Job
Copy each line that has the string "title" somewhere in it.

Recorded information
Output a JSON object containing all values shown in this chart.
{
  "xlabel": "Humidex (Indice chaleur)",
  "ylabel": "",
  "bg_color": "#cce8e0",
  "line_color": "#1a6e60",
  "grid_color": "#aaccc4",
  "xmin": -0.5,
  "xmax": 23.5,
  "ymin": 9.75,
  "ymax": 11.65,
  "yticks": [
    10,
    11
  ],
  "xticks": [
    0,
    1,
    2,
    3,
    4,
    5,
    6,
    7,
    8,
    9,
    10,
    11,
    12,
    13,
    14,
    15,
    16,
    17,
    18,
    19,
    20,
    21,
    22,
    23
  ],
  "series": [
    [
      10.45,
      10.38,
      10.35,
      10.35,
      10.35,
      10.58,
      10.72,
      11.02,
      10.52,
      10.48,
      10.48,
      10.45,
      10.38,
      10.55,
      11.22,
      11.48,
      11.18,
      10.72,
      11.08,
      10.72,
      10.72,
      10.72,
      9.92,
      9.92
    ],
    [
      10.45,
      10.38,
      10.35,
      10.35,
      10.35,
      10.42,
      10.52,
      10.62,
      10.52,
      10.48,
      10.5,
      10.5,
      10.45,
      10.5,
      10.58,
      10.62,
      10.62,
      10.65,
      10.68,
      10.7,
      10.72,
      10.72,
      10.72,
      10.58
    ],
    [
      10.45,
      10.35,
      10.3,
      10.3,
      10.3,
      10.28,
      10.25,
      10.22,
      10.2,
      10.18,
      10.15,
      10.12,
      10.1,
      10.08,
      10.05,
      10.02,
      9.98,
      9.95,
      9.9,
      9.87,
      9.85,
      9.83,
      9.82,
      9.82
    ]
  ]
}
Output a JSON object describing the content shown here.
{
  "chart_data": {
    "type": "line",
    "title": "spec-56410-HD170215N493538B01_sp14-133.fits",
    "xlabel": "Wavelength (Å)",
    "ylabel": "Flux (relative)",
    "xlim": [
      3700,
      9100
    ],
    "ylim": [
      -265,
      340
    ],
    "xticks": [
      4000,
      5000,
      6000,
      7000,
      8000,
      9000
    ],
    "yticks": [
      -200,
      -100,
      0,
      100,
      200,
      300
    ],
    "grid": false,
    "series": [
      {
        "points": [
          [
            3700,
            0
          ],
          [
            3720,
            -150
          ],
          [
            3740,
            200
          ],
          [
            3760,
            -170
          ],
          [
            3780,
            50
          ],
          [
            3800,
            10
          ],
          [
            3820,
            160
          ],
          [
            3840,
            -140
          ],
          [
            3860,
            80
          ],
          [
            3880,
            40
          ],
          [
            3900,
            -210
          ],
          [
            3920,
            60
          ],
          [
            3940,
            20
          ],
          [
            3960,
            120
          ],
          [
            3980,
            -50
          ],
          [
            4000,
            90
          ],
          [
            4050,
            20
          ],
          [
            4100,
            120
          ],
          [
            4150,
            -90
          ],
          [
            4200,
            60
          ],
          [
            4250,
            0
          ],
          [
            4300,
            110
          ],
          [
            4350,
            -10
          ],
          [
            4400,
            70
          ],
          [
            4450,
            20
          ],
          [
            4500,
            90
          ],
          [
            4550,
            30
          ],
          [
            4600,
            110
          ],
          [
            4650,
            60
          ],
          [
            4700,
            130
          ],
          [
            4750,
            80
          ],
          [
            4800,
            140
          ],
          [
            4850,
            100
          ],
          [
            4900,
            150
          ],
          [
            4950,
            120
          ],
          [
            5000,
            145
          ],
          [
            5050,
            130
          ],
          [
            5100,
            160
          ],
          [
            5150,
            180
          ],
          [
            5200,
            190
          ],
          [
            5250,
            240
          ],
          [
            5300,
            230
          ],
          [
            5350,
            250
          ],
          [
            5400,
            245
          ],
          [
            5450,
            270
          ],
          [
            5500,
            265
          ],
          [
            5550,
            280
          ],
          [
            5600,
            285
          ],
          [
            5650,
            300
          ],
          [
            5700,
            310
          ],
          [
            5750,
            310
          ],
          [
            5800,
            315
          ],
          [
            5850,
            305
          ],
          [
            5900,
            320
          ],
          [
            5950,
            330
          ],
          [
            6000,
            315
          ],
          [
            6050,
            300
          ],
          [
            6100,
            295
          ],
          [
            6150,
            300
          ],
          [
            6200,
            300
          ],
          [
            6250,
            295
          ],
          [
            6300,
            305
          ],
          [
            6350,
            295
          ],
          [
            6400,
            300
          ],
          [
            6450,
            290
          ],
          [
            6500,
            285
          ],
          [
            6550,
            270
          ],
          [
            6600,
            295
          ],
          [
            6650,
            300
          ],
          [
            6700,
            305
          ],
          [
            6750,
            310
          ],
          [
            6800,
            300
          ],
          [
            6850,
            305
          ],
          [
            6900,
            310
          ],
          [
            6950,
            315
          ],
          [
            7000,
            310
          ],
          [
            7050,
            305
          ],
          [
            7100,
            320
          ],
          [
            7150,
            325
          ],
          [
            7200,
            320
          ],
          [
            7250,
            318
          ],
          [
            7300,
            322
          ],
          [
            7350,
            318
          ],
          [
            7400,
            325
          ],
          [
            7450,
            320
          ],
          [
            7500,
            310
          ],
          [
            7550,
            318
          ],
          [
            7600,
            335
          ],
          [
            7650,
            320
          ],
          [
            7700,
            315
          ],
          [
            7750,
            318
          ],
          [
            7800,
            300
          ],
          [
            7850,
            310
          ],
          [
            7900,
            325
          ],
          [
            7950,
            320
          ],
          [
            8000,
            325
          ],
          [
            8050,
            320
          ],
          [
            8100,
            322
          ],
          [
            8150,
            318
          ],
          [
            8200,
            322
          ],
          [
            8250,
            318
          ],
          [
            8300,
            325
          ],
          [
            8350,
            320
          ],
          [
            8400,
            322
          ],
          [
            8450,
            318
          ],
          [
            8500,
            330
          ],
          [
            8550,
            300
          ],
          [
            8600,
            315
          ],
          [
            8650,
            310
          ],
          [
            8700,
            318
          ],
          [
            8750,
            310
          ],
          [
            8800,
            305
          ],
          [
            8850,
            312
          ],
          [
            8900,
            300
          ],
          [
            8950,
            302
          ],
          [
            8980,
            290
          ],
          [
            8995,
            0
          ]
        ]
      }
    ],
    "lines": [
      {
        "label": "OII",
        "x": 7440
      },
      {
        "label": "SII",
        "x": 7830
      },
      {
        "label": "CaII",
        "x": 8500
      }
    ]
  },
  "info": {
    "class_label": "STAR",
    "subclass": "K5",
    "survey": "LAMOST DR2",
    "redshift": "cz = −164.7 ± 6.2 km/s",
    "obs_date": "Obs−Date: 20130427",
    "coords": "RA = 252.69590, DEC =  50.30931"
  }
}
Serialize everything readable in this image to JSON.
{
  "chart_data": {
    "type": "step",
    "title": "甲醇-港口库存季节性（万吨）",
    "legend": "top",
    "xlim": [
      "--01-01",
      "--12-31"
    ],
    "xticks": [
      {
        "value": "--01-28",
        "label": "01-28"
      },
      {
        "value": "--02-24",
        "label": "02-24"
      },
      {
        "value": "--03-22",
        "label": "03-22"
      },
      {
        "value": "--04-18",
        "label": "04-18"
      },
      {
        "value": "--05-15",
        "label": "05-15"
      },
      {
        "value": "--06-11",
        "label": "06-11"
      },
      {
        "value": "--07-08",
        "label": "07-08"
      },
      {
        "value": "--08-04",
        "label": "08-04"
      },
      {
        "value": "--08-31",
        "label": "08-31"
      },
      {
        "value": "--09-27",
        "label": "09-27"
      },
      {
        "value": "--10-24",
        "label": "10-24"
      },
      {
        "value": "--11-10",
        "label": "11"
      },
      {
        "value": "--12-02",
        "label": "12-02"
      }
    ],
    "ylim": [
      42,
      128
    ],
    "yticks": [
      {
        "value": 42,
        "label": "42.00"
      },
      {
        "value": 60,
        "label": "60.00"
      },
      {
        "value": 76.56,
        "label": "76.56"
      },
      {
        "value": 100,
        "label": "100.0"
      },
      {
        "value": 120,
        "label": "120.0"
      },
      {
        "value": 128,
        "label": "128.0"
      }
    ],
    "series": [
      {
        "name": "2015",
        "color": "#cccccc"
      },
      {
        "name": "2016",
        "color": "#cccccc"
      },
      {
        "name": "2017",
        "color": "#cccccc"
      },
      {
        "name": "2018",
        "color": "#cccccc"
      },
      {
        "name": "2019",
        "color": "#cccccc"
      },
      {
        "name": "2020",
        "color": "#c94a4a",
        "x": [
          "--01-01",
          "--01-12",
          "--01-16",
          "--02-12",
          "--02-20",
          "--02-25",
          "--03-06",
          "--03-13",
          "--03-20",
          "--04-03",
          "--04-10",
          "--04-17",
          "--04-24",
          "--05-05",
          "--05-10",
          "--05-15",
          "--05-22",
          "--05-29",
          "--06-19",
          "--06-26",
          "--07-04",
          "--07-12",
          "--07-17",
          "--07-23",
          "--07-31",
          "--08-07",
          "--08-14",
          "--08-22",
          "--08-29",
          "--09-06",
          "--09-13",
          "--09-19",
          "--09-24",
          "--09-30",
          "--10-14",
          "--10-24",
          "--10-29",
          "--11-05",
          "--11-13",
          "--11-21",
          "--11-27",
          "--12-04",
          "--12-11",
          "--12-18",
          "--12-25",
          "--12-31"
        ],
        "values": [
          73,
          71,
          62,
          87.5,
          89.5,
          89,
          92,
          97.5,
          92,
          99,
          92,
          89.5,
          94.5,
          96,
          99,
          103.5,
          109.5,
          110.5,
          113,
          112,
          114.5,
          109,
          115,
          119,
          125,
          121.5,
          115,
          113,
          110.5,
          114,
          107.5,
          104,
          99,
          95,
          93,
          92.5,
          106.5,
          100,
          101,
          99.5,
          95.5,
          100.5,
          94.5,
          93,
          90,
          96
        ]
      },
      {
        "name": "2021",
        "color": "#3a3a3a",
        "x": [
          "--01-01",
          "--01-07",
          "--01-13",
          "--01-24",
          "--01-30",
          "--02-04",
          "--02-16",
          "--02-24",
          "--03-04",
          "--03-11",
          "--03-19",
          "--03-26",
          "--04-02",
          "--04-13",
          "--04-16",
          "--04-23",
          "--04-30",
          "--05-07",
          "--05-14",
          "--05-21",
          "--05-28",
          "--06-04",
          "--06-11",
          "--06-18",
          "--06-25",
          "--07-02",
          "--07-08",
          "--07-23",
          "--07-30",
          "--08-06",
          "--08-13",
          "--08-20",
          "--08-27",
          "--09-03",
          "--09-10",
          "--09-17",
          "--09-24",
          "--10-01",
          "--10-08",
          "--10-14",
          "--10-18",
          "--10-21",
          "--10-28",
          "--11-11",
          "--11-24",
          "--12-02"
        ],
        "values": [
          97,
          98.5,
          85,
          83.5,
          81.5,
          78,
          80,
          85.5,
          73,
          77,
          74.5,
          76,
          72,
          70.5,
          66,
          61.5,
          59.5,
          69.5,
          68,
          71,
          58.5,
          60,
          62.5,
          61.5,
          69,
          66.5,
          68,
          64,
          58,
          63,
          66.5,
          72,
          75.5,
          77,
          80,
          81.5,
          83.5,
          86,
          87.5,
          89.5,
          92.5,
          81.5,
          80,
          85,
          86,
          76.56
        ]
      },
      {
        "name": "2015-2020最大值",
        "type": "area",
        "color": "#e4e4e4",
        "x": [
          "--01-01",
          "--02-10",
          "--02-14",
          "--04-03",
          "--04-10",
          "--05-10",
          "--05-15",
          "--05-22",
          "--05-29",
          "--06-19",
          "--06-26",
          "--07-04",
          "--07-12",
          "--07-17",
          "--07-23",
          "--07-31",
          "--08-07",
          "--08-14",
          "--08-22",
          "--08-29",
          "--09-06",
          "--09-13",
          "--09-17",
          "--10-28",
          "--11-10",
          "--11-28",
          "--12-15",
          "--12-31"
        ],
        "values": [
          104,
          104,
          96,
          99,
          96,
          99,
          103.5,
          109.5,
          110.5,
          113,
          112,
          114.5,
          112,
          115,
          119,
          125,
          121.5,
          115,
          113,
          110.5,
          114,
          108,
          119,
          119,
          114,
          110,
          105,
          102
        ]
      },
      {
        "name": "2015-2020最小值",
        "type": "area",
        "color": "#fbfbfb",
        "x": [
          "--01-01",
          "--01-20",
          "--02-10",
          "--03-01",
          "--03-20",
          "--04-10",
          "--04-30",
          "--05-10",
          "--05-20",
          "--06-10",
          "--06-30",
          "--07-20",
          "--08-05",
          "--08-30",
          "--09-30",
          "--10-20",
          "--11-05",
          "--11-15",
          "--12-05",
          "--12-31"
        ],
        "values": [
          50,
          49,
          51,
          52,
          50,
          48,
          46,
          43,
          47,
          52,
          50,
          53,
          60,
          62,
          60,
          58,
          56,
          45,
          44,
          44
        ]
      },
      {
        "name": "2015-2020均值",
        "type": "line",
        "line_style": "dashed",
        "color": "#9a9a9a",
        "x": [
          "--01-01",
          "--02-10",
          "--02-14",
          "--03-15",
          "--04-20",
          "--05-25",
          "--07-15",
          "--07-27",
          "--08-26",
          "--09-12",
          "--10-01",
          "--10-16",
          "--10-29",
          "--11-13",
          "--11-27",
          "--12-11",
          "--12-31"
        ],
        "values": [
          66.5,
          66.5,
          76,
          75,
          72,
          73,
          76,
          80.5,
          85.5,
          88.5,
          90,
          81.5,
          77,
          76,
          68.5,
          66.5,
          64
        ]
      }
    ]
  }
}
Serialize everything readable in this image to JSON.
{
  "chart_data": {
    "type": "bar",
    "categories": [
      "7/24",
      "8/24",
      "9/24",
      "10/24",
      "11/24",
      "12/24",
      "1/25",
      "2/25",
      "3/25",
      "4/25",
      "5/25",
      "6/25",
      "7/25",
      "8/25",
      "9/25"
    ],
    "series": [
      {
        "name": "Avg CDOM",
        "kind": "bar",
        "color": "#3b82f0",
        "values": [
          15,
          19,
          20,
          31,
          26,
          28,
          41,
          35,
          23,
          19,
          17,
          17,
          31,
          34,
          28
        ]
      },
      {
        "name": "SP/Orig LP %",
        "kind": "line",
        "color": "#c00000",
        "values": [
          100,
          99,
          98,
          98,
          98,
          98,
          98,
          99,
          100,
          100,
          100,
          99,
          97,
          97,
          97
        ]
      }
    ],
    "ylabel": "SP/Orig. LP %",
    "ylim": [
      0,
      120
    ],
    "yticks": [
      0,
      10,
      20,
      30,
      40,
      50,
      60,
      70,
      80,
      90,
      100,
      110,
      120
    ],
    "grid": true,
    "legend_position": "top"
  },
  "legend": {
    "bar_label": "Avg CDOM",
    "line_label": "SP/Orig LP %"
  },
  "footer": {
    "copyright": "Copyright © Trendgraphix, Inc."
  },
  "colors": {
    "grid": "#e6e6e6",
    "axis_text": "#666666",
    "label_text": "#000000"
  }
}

Final result
    "title": "spec-56410-HD170215N493538B01_sp14-133.fits",
    "title": "甲醇-港口库存季节性（万吨）",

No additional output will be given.